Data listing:
§ §
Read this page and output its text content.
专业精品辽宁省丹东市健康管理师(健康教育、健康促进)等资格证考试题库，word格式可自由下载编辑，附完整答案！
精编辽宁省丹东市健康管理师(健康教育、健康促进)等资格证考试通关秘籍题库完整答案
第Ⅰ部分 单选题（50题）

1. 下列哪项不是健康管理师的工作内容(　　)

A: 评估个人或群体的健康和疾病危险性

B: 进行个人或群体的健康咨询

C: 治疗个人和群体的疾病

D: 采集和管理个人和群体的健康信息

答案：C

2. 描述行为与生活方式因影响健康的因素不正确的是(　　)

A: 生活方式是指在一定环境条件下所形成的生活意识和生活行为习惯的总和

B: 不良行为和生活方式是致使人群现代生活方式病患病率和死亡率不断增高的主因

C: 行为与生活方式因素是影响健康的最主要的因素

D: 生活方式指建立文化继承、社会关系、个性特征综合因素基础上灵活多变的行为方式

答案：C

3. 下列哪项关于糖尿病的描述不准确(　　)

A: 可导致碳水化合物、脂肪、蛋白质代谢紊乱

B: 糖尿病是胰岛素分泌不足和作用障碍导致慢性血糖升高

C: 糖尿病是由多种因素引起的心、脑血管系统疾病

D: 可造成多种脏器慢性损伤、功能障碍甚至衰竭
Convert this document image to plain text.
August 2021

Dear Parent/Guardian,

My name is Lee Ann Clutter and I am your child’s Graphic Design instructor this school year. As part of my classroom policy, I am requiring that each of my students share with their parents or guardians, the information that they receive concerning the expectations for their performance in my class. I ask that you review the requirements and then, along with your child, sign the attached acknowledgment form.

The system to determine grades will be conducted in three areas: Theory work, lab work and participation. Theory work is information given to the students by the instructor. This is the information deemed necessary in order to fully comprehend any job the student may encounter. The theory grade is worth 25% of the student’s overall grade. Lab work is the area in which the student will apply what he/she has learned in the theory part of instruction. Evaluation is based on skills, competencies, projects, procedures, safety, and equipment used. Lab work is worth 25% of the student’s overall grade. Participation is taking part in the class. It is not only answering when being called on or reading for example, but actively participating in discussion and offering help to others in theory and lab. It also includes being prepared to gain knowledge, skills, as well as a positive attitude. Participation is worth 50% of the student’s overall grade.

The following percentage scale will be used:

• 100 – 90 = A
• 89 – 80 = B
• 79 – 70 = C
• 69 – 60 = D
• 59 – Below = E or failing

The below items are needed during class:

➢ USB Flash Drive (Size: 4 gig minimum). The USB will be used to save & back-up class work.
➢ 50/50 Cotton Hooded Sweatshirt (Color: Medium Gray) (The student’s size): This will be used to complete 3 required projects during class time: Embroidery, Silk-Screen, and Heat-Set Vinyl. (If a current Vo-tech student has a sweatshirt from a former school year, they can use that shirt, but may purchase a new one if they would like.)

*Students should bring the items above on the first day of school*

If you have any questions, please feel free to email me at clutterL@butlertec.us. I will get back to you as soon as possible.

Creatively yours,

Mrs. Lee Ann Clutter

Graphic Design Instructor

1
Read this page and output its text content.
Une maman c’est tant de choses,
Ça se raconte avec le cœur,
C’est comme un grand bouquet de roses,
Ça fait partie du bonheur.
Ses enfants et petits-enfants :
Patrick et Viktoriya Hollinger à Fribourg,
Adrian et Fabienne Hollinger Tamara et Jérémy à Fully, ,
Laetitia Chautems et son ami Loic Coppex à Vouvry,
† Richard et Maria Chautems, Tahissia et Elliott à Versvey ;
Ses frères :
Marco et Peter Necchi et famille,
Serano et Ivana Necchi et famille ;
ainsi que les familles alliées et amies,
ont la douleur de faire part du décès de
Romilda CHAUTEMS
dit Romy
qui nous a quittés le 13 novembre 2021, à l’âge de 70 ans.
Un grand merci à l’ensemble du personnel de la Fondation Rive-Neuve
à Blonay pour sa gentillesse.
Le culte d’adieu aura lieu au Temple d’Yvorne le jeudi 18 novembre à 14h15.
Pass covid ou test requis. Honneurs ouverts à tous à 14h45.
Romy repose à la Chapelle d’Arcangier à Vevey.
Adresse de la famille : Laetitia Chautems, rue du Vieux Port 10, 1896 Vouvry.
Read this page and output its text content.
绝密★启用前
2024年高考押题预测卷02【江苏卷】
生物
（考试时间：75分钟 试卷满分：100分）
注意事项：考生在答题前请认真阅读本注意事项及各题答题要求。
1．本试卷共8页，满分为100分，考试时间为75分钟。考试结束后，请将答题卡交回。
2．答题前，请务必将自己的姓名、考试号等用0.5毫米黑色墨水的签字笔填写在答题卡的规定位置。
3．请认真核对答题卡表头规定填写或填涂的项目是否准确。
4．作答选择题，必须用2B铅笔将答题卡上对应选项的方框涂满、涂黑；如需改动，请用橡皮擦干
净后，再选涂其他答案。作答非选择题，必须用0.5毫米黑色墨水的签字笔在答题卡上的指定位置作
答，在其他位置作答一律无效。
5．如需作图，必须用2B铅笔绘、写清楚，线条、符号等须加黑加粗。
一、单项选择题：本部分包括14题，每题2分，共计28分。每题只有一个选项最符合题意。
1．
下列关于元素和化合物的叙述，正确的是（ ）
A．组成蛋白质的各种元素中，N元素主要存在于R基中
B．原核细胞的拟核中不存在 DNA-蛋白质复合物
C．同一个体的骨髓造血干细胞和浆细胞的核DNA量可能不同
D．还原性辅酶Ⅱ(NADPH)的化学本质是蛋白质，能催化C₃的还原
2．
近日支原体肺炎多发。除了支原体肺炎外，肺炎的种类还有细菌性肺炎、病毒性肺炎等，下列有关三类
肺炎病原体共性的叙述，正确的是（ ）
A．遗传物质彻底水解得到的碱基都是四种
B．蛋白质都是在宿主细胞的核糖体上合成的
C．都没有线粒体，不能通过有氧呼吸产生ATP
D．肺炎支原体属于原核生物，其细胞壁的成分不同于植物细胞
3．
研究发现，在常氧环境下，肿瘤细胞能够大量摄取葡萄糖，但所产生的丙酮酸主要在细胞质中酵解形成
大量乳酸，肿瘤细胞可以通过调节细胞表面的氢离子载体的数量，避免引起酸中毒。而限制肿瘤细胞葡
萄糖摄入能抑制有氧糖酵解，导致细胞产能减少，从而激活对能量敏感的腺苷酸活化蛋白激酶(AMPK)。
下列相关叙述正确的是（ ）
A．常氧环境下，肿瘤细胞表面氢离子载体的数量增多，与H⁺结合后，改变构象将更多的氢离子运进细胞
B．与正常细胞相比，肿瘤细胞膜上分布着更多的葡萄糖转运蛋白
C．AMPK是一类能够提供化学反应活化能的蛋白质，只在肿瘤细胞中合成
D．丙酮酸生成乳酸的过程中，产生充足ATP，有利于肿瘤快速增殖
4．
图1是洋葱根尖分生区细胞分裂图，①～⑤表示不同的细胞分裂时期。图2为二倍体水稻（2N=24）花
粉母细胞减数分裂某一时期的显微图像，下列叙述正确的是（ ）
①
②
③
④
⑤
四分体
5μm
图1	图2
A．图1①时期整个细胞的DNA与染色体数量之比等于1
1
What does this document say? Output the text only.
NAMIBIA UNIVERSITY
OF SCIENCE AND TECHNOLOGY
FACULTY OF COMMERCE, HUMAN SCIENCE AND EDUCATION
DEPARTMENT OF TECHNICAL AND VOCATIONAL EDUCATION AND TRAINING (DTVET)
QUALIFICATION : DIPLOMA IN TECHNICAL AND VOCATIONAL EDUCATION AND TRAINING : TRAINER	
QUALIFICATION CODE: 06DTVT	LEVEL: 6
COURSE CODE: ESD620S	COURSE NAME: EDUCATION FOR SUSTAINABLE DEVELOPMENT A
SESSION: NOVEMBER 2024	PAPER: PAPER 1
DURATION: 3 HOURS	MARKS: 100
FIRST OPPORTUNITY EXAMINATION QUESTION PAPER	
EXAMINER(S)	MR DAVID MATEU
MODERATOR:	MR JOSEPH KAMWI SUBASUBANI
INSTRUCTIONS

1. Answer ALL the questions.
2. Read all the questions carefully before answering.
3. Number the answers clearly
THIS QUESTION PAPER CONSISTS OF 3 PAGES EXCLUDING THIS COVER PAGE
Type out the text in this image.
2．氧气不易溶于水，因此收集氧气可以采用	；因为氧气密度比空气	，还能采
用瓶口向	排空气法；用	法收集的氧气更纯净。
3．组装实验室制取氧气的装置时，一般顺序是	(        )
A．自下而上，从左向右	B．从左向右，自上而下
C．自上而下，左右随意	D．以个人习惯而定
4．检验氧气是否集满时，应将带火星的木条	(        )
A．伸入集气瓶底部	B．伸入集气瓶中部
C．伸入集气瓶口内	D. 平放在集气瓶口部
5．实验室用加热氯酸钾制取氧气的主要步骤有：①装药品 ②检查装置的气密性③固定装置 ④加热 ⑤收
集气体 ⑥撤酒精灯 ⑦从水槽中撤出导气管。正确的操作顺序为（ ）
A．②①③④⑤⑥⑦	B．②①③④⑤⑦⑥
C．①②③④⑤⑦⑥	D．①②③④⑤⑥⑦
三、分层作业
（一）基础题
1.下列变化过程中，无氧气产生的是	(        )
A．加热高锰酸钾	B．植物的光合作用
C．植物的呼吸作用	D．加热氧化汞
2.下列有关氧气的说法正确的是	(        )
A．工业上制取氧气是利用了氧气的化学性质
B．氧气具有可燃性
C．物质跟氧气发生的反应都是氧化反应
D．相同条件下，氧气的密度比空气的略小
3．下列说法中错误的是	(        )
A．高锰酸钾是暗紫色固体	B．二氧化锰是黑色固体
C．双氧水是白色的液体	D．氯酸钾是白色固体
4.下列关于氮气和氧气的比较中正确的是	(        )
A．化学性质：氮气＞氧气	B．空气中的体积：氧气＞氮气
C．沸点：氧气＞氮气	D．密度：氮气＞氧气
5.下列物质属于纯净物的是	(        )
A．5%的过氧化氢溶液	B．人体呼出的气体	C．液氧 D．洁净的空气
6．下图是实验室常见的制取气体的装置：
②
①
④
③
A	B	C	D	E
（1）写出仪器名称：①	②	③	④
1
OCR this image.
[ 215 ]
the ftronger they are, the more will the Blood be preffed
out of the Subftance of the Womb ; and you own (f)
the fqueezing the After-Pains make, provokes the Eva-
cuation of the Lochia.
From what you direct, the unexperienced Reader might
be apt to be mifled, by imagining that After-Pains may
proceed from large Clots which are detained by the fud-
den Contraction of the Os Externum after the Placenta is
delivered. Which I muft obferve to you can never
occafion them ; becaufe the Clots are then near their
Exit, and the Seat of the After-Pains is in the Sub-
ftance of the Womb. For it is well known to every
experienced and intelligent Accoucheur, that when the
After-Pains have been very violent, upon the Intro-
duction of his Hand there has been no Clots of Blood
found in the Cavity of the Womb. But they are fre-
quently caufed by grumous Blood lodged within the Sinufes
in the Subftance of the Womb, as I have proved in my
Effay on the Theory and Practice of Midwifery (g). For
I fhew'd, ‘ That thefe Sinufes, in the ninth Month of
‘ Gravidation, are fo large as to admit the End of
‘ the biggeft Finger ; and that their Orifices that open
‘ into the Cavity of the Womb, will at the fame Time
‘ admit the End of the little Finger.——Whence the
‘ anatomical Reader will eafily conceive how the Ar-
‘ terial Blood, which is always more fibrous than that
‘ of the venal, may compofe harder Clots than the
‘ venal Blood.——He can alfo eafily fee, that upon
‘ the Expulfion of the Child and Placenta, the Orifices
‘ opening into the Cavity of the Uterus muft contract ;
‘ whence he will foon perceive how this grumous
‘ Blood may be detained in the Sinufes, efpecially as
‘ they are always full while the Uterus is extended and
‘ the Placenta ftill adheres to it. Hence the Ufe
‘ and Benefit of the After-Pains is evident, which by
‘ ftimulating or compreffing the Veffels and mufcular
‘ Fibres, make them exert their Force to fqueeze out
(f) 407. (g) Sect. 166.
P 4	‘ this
§ §
* [EXERCISE]: Read the data above. Pull out each line in which the string "TRAINING" appears.

* [ANSWER IN FULL]:
DEPARTMENT OF TECHNICAL AND VOCATIONAL EDUCATION AND TRAINING (DTVET)
QUALIFICATION : DIPLOMA IN TECHNICAL AND VOCATIONAL EDUCATION AND TRAINING : TRAINER	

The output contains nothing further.